§ Records from a collection of figures
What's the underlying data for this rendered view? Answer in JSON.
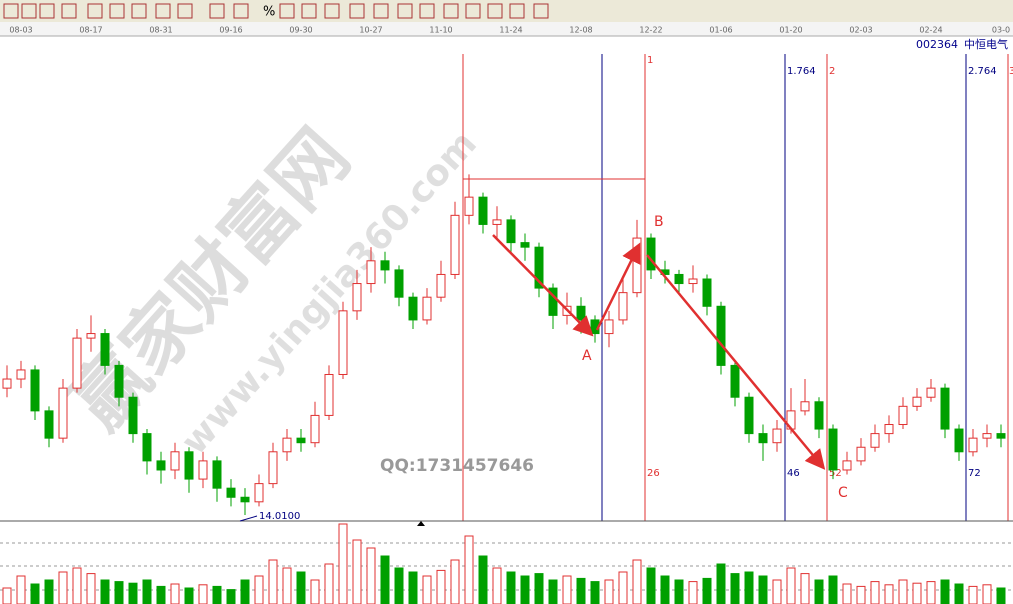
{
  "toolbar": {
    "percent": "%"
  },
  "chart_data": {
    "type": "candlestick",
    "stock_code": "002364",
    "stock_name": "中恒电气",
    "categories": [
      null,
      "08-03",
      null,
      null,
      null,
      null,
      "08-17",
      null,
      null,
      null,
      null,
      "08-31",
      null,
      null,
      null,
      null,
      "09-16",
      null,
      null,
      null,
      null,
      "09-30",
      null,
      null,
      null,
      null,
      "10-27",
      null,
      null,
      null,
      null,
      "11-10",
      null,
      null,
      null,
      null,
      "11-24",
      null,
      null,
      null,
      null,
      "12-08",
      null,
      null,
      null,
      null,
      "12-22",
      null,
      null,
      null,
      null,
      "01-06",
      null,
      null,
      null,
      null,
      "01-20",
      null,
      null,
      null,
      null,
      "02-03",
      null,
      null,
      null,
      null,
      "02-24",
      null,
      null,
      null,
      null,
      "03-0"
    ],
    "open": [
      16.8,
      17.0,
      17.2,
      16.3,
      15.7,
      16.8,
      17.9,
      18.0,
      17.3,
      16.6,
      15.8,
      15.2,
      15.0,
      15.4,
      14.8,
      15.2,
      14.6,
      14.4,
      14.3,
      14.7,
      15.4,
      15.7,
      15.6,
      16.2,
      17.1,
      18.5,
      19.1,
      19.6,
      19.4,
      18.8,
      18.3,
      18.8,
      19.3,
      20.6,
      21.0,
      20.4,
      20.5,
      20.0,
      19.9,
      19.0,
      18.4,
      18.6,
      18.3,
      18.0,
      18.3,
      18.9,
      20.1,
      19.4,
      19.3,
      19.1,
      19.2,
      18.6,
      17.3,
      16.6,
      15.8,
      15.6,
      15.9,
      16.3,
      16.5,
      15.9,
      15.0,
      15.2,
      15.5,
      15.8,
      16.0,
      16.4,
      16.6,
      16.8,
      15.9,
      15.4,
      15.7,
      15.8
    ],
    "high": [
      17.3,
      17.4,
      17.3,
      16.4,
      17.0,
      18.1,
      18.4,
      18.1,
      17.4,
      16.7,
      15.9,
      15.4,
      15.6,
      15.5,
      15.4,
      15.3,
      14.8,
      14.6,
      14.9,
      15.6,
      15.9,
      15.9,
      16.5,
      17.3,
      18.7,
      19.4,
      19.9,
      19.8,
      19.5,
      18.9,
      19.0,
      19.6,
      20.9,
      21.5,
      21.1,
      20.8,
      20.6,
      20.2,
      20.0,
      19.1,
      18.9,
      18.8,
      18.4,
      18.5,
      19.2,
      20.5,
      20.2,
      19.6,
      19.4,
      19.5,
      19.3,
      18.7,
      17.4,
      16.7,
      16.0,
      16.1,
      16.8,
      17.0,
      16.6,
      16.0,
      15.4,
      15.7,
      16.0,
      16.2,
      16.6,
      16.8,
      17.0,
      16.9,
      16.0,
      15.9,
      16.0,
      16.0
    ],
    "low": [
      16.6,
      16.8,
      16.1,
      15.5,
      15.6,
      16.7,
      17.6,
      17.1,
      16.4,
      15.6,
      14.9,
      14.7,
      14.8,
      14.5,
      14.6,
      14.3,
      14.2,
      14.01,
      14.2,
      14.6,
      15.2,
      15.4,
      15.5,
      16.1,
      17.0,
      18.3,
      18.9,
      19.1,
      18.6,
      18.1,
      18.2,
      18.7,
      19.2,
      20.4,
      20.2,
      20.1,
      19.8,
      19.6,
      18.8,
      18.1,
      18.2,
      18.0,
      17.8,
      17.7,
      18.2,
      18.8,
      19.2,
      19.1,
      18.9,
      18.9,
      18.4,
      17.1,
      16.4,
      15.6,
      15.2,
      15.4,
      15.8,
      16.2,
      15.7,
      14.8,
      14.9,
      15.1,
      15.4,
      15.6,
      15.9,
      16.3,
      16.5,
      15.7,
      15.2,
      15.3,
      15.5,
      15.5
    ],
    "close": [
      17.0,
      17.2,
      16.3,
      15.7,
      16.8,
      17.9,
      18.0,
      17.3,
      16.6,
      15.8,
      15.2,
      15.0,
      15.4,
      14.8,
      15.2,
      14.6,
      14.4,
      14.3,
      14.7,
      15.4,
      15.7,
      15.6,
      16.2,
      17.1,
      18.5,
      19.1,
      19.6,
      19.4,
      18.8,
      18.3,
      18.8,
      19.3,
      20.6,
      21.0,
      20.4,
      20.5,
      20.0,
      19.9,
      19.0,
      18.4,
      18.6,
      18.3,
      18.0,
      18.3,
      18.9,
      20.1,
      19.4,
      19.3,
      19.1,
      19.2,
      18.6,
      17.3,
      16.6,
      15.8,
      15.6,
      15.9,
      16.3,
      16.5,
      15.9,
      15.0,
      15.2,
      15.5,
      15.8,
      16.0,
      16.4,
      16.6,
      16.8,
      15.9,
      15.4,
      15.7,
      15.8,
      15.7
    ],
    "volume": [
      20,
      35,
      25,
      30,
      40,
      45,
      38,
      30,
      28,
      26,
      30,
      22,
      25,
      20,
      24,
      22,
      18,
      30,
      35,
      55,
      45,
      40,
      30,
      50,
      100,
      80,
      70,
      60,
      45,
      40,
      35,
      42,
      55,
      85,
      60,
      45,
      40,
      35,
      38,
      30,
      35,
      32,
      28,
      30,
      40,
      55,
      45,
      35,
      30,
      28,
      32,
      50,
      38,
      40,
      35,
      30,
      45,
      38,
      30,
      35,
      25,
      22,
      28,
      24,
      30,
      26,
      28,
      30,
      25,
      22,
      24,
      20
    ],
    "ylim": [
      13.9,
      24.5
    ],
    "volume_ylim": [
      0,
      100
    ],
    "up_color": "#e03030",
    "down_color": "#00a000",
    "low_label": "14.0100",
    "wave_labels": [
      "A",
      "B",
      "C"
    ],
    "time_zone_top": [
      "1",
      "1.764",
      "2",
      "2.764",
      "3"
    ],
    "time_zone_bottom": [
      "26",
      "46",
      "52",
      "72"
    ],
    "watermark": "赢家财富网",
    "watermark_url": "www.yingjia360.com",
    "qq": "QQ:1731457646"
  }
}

§ SHORT TASK
Copy the material above exactly and drop the pictures.

§ ANSWER FOR THE TASK
What's the underlying data for this rendered view? Answer in JSON.
{
  "toolbar": {
    "percent": "%"
  },
  "chart_data": {
    "type": "candlestick",
    "stock_code": "002364",
    "stock_name": "中恒电气",
    "categories": [
      null,
      "08-03",
      null,
      null,
      null,
      null,
      "08-17",
      null,
      null,
      null,
      null,
      "08-31",
      null,
      null,
      null,
      null,
      "09-16",
      null,
      null,
      null,
      null,
      "09-30",
      null,
      null,
      null,
      null,
      "10-27",
      null,
      null,
      null,
      null,
      "11-10",
      null,
      null,
      null,
      null,
      "11-24",
      null,
      null,
      null,
      null,
      "12-08",
      null,
      null,
      null,
      null,
      "12-22",
      null,
      null,
      null,
      null,
      "01-06",
      null,
      null,
      null,
      null,
      "01-20",
      null,
      null,
      null,
      null,
      "02-03",
      null,
      null,
      null,
      null,
      "02-24",
      null,
      null,
      null,
      null,
      "03-0"
    ],
    "open": [
      16.8,
      17.0,
      17.2,
      16.3,
      15.7,
      16.8,
      17.9,
      18.0,
      17.3,
      16.6,
      15.8,
      15.2,
      15.0,
      15.4,
      14.8,
      15.2,
      14.6,
      14.4,
      14.3,
      14.7,
      15.4,
      15.7,
      15.6,
      16.2,
      17.1,
      18.5,
      19.1,
      19.6,
      19.4,
      18.8,
      18.3,
      18.8,
      19.3,
      20.6,
      21.0,
      20.4,
      20.5,
      20.0,
      19.9,
      19.0,
      18.4,
      18.6,
      18.3,
      18.0,
      18.3,
      18.9,
      20.1,
      19.4,
      19.3,
      19.1,
      19.2,
      18.6,
      17.3,
      16.6,
      15.8,
      15.6,
      15.9,
      16.3,
      16.5,
      15.9,
      15.0,
      15.2,
      15.5,
      15.8,
      16.0,
      16.4,
      16.6,
      16.8,
      15.9,
      15.4,
      15.7,
      15.8
    ],
    "high": [
      17.3,
      17.4,
      17.3,
      16.4,
      17.0,
      18.1,
      18.4,
      18.1,
      17.4,
      16.7,
      15.9,
      15.4,
      15.6,
      15.5,
      15.4,
      15.3,
      14.8,
      14.6,
      14.9,
      15.6,
      15.9,
      15.9,
      16.5,
      17.3,
      18.7,
      19.4,
      19.9,
      19.8,
      19.5,
      18.9,
      19.0,
      19.6,
      20.9,
      21.5,
      21.1,
      20.8,
      20.6,
      20.2,
      20.0,
      19.1,
      18.9,
      18.8,
      18.4,
      18.5,
      19.2,
      20.5,
      20.2,
      19.6,
      19.4,
      19.5,
      19.3,
      18.7,
      17.4,
      16.7,
      16.0,
      16.1,
      16.8,
      17.0,
      16.6,
      16.0,
      15.4,
      15.7,
      16.0,
      16.2,
      16.6,
      16.8,
      17.0,
      16.9,
      16.0,
      15.9,
      16.0,
      16.0
    ],
    "low": [
      16.6,
      16.8,
      16.1,
      15.5,
      15.6,
      16.7,
      17.6,
      17.1,
      16.4,
      15.6,
      14.9,
      14.7,
      14.8,
      14.5,
      14.6,
      14.3,
      14.2,
      14.01,
      14.2,
      14.6,
      15.2,
      15.4,
      15.5,
      16.1,
      17.0,
      18.3,
      18.9,
      19.1,
      18.6,
      18.1,
      18.2,
      18.7,
      19.2,
      20.4,
      20.2,
      20.1,
      19.8,
      19.6,
      18.8,
      18.1,
      18.2,
      18.0,
      17.8,
      17.7,
      18.2,
      18.8,
      19.2,
      19.1,
      18.9,
      18.9,
      18.4,
      17.1,
      16.4,
      15.6,
      15.2,
      15.4,
      15.8,
      16.2,
      15.7,
      14.8,
      14.9,
      15.1,
      15.4,
      15.6,
      15.9,
      16.3,
      16.5,
      15.7,
      15.2,
      15.3,
      15.5,
      15.5
    ],
    "close": [
      17.0,
      17.2,
      16.3,
      15.7,
      16.8,
      17.9,
      18.0,
      17.3,
      16.6,
      15.8,
      15.2,
      15.0,
      15.4,
      14.8,
      15.2,
      14.6,
      14.4,
      14.3,
      14.7,
      15.4,
      15.7,
      15.6,
      16.2,
      17.1,
      18.5,
      19.1,
      19.6,
      19.4,
      18.8,
      18.3,
      18.8,
      19.3,
      20.6,
      21.0,
      20.4,
      20.5,
      20.0,
      19.9,
      19.0,
      18.4,
      18.6,
      18.3,
      18.0,
      18.3,
      18.9,
      20.1,
      19.4,
      19.3,
      19.1,
      19.2,
      18.6,
      17.3,
      16.6,
      15.8,
      15.6,
      15.9,
      16.3,
      16.5,
      15.9,
      15.0,
      15.2,
      15.5,
      15.8,
      16.0,
      16.4,
      16.6,
      16.8,
      15.9,
      15.4,
      15.7,
      15.8,
      15.7
    ],
    "volume": [
      20,
      35,
      25,
      30,
      40,
      45,
      38,
      30,
      28,
      26,
      30,
      22,
      25,
      20,
      24,
      22,
      18,
      30,
      35,
      55,
      45,
      40,
      30,
      50,
      100,
      80,
      70,
      60,
      45,
      40,
      35,
      42,
      55,
      85,
      60,
      45,
      40,
      35,
      38,
      30,
      35,
      32,
      28,
      30,
      40,
      55,
      45,
      35,
      30,
      28,
      32,
      50,
      38,
      40,
      35,
      30,
      45,
      38,
      30,
      35,
      25,
      22,
      28,
      24,
      30,
      26,
      28,
      30,
      25,
      22,
      24,
      20
    ],
    "ylim": [
      13.9,
      24.5
    ],
    "volume_ylim": [
      0,
      100
    ],
    "up_color": "#e03030",
    "down_color": "#00a000",
    "low_label": "14.0100",
    "wave_labels": [
      "A",
      "B",
      "C"
    ],
    "time_zone_top": [
      "1",
      "1.764",
      "2",
      "2.764",
      "3"
    ],
    "time_zone_bottom": [
      "26",
      "46",
      "52",
      "72"
    ],
    "watermark": "赢家财富网",
    "watermark_url": "www.yingjia360.com",
    "qq": "QQ:1731457646"
  }
}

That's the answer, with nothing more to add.